Write out the whole of the material exactly.
Start of Data shown
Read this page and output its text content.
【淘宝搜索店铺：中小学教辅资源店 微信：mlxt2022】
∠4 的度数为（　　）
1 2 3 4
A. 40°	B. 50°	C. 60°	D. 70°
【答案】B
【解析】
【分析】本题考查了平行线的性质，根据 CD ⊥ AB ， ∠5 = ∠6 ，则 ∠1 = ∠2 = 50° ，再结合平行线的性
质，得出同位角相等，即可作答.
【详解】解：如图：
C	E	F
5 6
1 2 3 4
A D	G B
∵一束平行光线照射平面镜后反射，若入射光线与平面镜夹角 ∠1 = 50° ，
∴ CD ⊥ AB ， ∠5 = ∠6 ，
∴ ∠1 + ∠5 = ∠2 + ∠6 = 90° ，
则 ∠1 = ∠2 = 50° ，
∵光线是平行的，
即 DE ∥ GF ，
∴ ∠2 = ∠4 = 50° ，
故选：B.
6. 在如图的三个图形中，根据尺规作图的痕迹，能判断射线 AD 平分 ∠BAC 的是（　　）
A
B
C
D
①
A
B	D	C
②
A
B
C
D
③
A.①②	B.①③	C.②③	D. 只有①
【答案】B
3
End of Data shown
■ Full output:
Read this page and output its text content.
【淘宝搜索店铺：中小学教辅资源店 微信：mlxt2022】
∠4 的度数为（　　）
1 2 3 4
A. 40°	B. 50°	C. 60°	D. 70°
【答案】B
【解析】
【分析】本题考查了平行线的性质，根据 CD ⊥ AB ， ∠5 = ∠6 ，则 ∠1 = ∠2 = 50° ，再结合平行线的性
质，得出同位角相等，即可作答.
【详解】解：如图：
C	E	F
5 6
1 2 3 4
A D	G B
∵一束平行光线照射平面镜后反射，若入射光线与平面镜夹角 ∠1 = 50° ，
∴ CD ⊥ AB ， ∠5 = ∠6 ，
∴ ∠1 + ∠5 = ∠2 + ∠6 = 90° ，
则 ∠1 = ∠2 = 50° ，
∵光线是平行的，
即 DE ∥ GF ，
∴ ∠2 = ∠4 = 50° ，
故选：B.
6. 在如图的三个图形中，根据尺规作图的痕迹，能判断射线 AD 平分 ∠BAC 的是（　　）
A
B
C
D
①
A
B	D	C
②
A
B
C
D
③
A.①②	B.①③	C.②③	D. 只有①
【答案】B
3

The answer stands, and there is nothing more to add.